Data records
^^^^^^^^^^^^^^^^
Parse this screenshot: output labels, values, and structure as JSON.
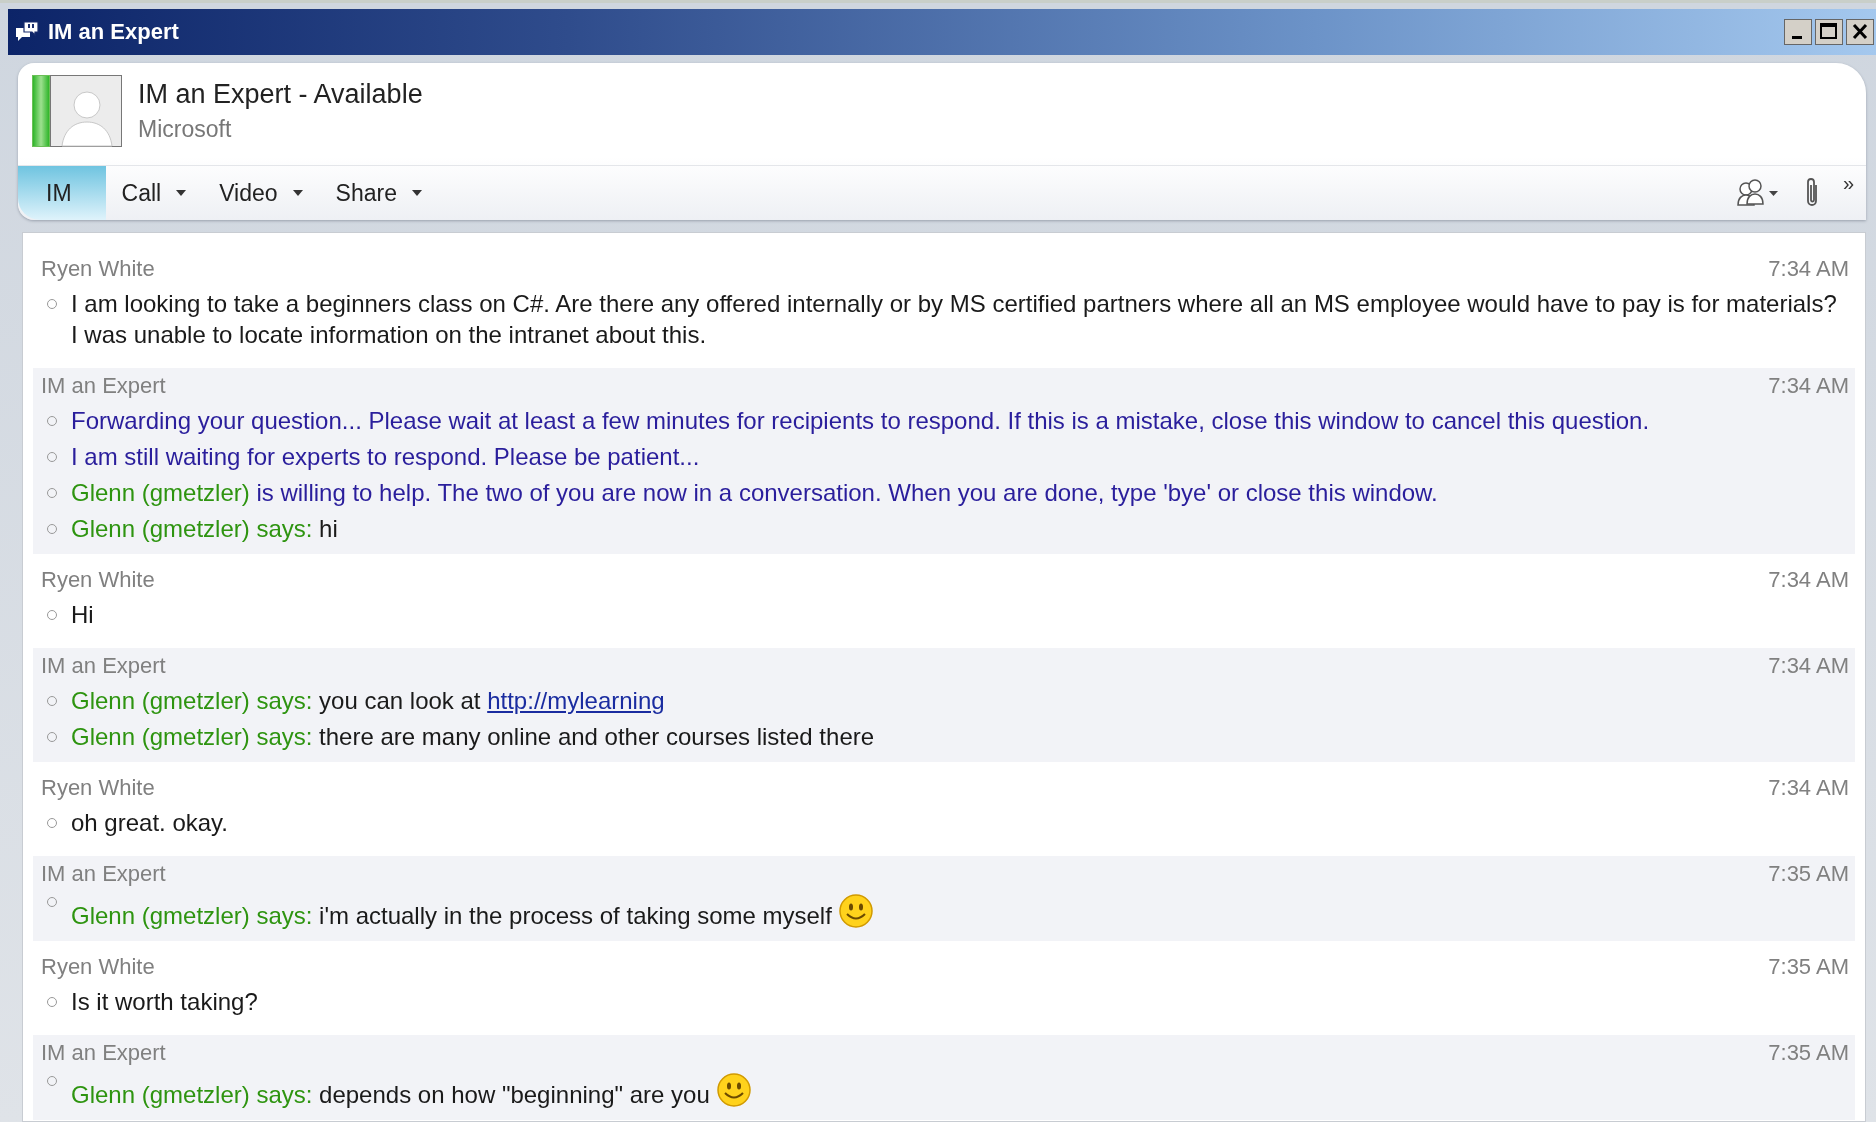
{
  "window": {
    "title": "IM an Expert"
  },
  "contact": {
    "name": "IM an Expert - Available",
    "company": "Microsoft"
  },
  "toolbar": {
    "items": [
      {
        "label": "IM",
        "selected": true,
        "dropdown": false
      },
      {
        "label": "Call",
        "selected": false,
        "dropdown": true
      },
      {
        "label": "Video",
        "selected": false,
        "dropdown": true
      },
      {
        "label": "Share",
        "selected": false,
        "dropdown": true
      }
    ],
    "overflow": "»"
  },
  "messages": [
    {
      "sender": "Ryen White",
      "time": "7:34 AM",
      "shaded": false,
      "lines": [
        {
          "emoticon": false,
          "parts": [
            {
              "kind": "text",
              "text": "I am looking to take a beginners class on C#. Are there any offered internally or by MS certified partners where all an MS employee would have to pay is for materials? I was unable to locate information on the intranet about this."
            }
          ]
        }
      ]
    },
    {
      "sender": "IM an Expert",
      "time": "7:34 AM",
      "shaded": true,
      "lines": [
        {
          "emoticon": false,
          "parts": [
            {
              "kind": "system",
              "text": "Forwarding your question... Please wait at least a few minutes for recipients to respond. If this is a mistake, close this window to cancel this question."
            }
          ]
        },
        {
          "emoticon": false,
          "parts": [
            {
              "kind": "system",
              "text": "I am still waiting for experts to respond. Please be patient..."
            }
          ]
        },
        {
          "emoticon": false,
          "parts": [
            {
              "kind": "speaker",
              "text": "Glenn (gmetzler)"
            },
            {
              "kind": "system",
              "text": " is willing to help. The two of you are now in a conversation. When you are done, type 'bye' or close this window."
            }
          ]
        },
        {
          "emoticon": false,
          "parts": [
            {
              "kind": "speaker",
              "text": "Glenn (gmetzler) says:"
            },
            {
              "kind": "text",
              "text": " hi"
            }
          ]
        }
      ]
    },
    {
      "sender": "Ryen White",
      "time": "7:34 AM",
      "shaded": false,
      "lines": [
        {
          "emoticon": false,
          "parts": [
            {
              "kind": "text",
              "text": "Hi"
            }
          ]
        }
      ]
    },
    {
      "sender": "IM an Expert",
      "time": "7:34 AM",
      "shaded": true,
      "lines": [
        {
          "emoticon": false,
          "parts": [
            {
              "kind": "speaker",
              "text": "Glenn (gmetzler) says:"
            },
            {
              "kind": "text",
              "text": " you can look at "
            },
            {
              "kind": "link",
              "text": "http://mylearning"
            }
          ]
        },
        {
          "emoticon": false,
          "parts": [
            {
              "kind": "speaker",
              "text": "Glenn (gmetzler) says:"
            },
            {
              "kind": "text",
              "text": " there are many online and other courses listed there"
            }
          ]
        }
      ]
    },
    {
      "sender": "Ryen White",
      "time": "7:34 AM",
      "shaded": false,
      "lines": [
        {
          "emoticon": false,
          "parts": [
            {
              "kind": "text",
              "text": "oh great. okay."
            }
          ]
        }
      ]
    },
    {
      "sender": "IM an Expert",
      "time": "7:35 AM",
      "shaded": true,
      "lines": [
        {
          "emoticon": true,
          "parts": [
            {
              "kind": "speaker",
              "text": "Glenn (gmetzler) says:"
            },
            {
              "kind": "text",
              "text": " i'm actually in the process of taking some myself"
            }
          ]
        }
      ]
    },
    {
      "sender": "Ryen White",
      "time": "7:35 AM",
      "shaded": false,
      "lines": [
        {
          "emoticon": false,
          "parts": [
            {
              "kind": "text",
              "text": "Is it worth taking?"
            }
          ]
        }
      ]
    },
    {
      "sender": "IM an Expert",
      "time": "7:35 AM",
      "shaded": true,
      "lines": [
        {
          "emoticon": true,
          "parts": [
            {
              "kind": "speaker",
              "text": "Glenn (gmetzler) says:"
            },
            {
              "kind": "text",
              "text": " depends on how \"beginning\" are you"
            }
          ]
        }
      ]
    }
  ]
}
^^^^^^^^^^^^^^^^
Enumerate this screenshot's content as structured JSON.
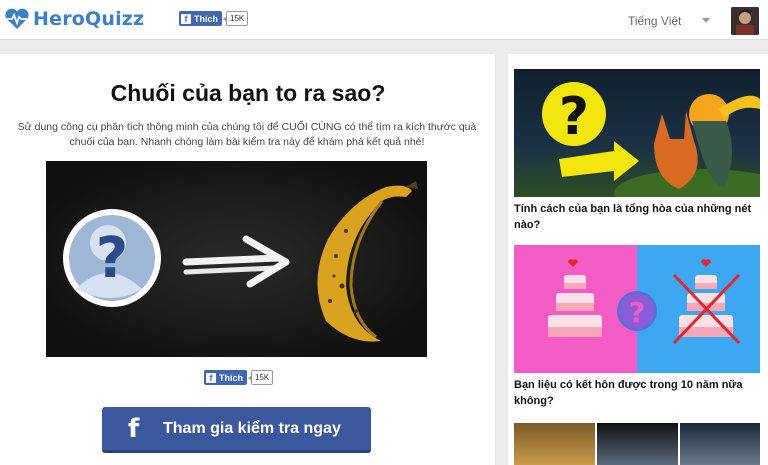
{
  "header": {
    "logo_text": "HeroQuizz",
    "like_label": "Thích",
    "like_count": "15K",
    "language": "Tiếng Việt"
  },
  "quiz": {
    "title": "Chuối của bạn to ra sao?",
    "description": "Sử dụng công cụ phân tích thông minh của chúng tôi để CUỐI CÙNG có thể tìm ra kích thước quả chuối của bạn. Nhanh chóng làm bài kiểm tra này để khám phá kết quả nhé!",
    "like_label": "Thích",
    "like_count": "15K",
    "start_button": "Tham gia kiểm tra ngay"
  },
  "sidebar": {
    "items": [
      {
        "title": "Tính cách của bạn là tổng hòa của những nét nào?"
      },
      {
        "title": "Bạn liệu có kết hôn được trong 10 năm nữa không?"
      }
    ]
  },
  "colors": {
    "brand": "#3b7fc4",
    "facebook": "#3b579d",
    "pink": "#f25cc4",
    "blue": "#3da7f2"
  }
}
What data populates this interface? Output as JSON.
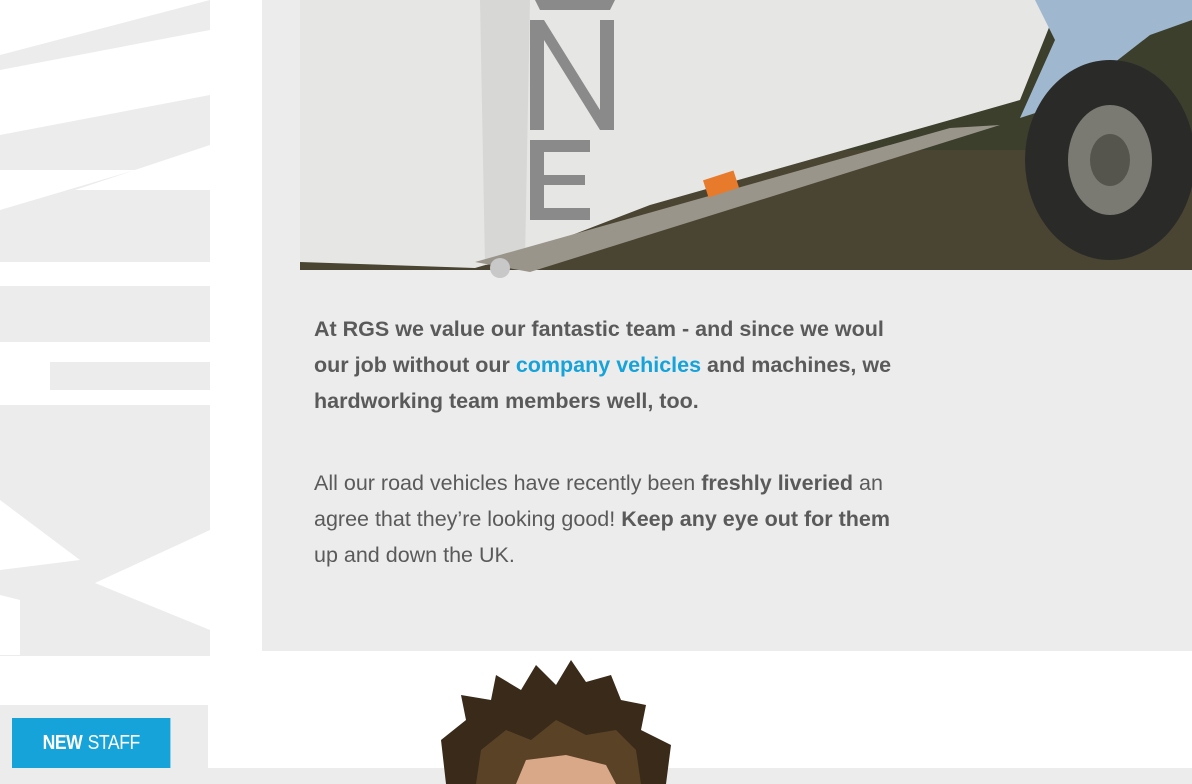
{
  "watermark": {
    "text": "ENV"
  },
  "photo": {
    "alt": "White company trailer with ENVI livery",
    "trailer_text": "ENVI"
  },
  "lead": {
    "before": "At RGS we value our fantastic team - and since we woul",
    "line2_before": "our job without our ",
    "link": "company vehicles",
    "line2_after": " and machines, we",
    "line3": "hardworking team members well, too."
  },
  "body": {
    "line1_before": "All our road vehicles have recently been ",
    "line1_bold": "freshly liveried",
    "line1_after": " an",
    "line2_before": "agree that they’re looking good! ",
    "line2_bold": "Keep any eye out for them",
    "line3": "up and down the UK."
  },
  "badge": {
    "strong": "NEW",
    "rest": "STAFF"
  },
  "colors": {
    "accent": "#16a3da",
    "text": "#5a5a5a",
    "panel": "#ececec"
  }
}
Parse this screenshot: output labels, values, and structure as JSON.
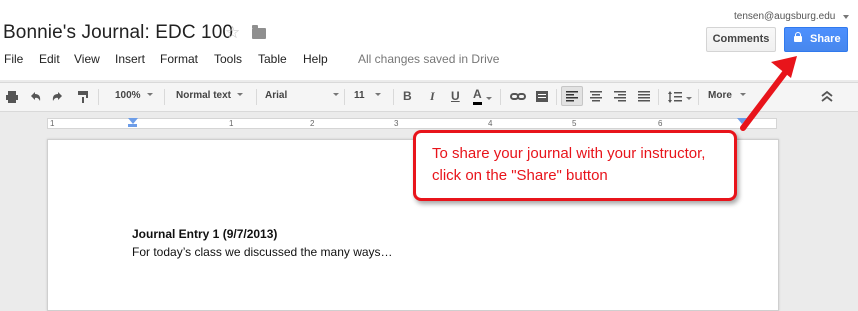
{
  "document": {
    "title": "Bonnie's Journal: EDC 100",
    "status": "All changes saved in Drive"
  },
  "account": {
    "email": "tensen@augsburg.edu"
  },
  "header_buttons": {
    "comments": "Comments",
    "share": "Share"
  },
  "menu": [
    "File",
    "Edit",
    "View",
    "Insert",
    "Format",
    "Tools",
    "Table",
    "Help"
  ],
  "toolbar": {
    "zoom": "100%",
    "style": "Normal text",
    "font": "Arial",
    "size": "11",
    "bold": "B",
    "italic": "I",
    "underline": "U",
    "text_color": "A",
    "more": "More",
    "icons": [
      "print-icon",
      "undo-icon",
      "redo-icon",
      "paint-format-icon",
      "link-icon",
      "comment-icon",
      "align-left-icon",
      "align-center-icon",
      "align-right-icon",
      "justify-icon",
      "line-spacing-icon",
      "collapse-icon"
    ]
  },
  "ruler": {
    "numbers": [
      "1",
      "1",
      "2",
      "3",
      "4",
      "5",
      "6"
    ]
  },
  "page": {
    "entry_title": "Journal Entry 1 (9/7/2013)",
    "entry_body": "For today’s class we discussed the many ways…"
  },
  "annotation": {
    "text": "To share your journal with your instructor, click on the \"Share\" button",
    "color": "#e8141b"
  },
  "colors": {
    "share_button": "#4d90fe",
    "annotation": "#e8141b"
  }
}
^^^^^^^^^^^^^^^^
#### The request
Pick out each line in the material containing "many".

#### Result for this task
              "text": " there are many online and other courses listed there"
    "entry_body": "For today’s class we discussed the many ways…"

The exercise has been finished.